Could you write out the records below exactly as they appear, leaving out any pictures?

══════════════════════════════

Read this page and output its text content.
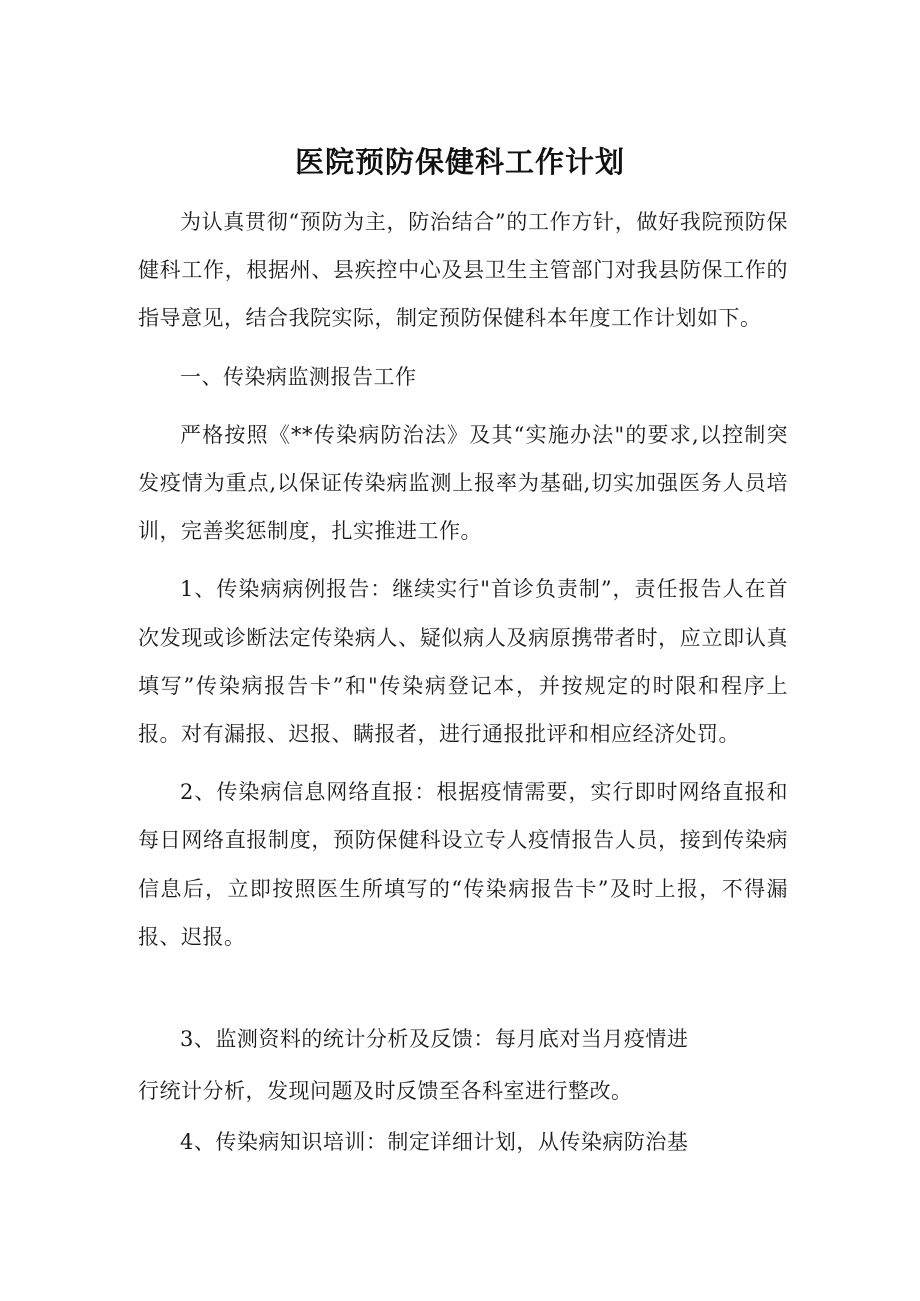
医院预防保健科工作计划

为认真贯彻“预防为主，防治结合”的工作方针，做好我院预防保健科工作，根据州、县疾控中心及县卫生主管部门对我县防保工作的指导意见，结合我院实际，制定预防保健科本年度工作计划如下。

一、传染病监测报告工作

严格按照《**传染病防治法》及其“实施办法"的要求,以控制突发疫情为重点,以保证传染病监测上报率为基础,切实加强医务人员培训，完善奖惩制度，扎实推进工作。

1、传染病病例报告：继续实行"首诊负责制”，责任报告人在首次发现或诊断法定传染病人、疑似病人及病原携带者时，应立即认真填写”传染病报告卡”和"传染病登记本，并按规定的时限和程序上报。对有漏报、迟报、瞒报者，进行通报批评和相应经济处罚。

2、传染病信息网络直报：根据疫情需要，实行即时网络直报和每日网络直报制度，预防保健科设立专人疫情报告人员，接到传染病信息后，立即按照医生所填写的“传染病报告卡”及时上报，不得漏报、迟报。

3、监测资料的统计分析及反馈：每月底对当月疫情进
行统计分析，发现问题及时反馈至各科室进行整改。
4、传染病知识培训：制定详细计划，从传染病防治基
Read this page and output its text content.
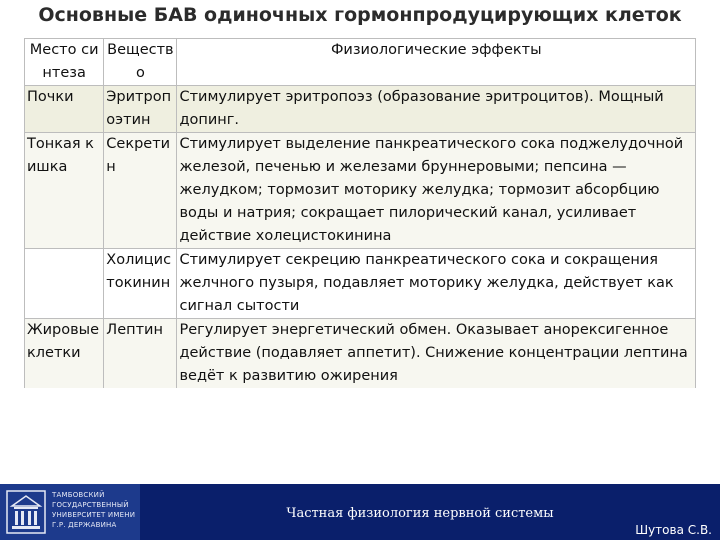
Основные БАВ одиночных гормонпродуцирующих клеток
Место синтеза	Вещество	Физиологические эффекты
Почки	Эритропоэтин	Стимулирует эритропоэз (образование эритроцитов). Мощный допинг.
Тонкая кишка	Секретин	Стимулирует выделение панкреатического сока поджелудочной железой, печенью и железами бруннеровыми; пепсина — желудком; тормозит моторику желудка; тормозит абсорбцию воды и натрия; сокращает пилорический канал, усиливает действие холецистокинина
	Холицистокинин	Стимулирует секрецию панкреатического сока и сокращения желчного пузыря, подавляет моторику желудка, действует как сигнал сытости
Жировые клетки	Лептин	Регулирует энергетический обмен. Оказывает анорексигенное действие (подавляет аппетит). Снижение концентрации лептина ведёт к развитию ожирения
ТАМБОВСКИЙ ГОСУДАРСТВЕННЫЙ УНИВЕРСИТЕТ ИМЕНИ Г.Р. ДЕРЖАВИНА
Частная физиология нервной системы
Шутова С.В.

══════════════════════════════

Response for this exercise >>
Read this page and output its text content.
医院预防保健科工作计划

为认真贯彻“预防为主，防治结合”的工作方针，做好我院预防保健科工作，根据州、县疾控中心及县卫生主管部门对我县防保工作的指导意见，结合我院实际，制定预防保健科本年度工作计划如下。

一、传染病监测报告工作

严格按照《**传染病防治法》及其“实施办法"的要求,以控制突发疫情为重点,以保证传染病监测上报率为基础,切实加强医务人员培训，完善奖惩制度，扎实推进工作。

1、传染病病例报告：继续实行"首诊负责制”，责任报告人在首次发现或诊断法定传染病人、疑似病人及病原携带者时，应立即认真填写”传染病报告卡”和"传染病登记本，并按规定的时限和程序上报。对有漏报、迟报、瞒报者，进行通报批评和相应经济处罚。

2、传染病信息网络直报：根据疫情需要，实行即时网络直报和每日网络直报制度，预防保健科设立专人疫情报告人员，接到传染病信息后，立即按照医生所填写的“传染病报告卡”及时上报，不得漏报、迟报。

3、监测资料的统计分析及反馈：每月底对当月疫情进
行统计分析，发现问题及时反馈至各科室进行整改。
4、传染病知识培训：制定详细计划，从传染病防治基
Read this page and output its text content.
Основные БАВ одиночных гормонпродуцирующих клеток
Место синтеза	Вещество	Физиологические эффекты
Почки	Эритропоэтин	Стимулирует эритропоэз (образование эритроцитов). Мощный допинг.
Тонкая кишка	Секретин	Стимулирует выделение панкреатического сока поджелудочной железой, печенью и железами бруннеровыми; пепсина — желудком; тормозит моторику желудка; тормозит абсорбцию воды и натрия; сокращает пилорический канал, усиливает действие холецистокинина
	Холицистокинин	Стимулирует секрецию панкреатического сока и сокращения желчного пузыря, подавляет моторику желудка, действует как сигнал сытости
Жировые клетки	Лептин	Регулирует энергетический обмен. Оказывает анорексигенное действие (подавляет аппетит). Снижение концентрации лептина ведёт к развитию ожирения
ТАМБОВСКИЙ ГОСУДАРСТВЕННЫЙ УНИВЕРСИТЕТ ИМЕНИ Г.Р. ДЕРЖАВИНА
Частная физиология нервной системы
Шутова С.В.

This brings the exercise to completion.